Directive | Locate each line of the material that contains "object", then return it.

══════════

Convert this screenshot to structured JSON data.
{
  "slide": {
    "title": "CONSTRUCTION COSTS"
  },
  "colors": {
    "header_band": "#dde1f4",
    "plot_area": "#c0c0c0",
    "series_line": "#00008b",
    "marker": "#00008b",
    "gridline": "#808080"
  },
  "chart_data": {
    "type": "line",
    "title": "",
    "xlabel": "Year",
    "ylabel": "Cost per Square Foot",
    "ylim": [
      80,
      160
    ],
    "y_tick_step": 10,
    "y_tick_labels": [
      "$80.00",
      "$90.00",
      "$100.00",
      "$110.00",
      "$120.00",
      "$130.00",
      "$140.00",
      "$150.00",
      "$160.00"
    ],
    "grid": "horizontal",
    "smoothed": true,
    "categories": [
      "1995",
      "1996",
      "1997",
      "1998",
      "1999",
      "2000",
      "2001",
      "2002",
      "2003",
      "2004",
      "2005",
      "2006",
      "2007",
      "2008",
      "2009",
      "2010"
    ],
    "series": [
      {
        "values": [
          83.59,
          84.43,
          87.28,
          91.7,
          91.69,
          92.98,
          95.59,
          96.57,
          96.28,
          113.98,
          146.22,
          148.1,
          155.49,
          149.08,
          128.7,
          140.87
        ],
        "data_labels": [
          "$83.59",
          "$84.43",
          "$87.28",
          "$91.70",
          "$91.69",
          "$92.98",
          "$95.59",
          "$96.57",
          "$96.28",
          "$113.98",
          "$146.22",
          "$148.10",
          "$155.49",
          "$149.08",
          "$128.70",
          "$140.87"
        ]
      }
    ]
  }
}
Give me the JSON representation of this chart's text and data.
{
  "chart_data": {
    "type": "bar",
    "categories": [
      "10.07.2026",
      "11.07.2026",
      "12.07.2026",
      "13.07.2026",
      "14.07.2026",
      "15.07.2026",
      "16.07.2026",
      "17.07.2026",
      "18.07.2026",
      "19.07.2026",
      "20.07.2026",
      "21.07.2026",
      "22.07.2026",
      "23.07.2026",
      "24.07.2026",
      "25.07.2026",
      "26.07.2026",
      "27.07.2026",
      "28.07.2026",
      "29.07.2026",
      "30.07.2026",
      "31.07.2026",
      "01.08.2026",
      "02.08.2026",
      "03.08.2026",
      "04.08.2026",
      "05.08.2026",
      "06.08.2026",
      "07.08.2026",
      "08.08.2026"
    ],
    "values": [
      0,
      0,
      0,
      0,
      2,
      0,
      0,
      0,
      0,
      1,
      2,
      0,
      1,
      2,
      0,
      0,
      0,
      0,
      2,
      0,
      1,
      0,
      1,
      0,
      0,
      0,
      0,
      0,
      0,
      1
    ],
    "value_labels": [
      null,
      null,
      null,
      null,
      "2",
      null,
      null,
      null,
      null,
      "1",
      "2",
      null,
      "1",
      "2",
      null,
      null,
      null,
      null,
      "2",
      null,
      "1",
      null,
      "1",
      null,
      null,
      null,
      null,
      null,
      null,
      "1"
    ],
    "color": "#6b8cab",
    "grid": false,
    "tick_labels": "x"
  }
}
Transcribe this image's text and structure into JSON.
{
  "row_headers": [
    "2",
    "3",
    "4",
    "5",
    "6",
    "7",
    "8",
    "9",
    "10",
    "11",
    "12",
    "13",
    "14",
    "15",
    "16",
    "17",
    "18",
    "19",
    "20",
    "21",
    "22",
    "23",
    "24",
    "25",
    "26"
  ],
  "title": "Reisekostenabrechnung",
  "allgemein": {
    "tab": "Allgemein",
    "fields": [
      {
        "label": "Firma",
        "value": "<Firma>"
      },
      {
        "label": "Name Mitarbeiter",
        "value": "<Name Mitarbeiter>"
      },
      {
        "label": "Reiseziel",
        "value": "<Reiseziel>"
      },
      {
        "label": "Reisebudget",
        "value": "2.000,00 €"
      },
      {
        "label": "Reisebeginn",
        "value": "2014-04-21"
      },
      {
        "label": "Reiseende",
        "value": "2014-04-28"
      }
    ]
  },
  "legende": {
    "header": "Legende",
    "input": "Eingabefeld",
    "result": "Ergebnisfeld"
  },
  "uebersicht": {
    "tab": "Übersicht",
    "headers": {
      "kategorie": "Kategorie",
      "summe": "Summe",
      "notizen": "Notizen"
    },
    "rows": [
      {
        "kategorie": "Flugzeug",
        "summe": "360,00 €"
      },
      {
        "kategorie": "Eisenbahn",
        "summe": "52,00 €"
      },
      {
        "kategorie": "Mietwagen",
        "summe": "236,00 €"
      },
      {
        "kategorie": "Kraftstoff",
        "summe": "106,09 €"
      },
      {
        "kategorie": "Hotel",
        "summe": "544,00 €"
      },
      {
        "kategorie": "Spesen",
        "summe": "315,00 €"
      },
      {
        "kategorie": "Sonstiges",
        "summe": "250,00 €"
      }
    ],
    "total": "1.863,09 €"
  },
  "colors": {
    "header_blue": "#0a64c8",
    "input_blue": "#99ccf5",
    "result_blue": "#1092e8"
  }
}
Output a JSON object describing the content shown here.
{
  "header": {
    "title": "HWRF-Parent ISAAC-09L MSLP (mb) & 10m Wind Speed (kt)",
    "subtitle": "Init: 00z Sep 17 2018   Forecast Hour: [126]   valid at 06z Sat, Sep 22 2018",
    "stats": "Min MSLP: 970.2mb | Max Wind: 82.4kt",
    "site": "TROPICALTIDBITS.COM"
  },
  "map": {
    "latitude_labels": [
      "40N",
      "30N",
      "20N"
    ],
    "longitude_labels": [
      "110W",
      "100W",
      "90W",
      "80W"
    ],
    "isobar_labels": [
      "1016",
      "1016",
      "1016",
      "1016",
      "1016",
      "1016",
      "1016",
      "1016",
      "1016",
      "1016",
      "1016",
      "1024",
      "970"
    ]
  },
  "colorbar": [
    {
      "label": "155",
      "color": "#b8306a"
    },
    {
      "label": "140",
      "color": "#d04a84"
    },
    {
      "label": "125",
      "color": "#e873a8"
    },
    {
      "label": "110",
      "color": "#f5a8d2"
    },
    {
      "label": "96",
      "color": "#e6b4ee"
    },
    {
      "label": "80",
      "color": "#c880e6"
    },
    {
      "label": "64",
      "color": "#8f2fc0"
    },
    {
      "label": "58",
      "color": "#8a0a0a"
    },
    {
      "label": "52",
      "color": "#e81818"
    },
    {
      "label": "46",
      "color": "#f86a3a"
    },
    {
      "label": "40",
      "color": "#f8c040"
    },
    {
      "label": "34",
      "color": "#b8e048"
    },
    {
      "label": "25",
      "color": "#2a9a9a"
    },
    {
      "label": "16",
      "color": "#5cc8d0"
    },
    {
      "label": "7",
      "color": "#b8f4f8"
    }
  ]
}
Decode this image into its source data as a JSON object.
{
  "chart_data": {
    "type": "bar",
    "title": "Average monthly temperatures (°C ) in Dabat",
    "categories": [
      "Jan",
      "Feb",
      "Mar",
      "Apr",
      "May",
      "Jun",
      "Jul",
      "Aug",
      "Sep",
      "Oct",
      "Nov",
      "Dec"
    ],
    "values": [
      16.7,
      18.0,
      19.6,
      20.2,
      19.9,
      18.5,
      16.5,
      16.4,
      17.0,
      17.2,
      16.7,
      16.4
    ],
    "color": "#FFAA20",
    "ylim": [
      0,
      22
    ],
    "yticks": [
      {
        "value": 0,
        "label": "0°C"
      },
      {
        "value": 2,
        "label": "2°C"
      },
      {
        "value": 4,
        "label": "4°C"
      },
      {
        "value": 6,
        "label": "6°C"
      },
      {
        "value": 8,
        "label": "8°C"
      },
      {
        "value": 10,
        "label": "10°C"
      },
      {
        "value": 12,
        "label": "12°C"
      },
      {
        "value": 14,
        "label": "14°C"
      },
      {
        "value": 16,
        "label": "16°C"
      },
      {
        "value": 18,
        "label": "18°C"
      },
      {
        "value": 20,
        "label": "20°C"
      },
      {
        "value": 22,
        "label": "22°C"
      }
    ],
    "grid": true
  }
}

══════════

Final result |
Output a JSON object describing the content shown here.
Decode this image into its source data as a JSON object.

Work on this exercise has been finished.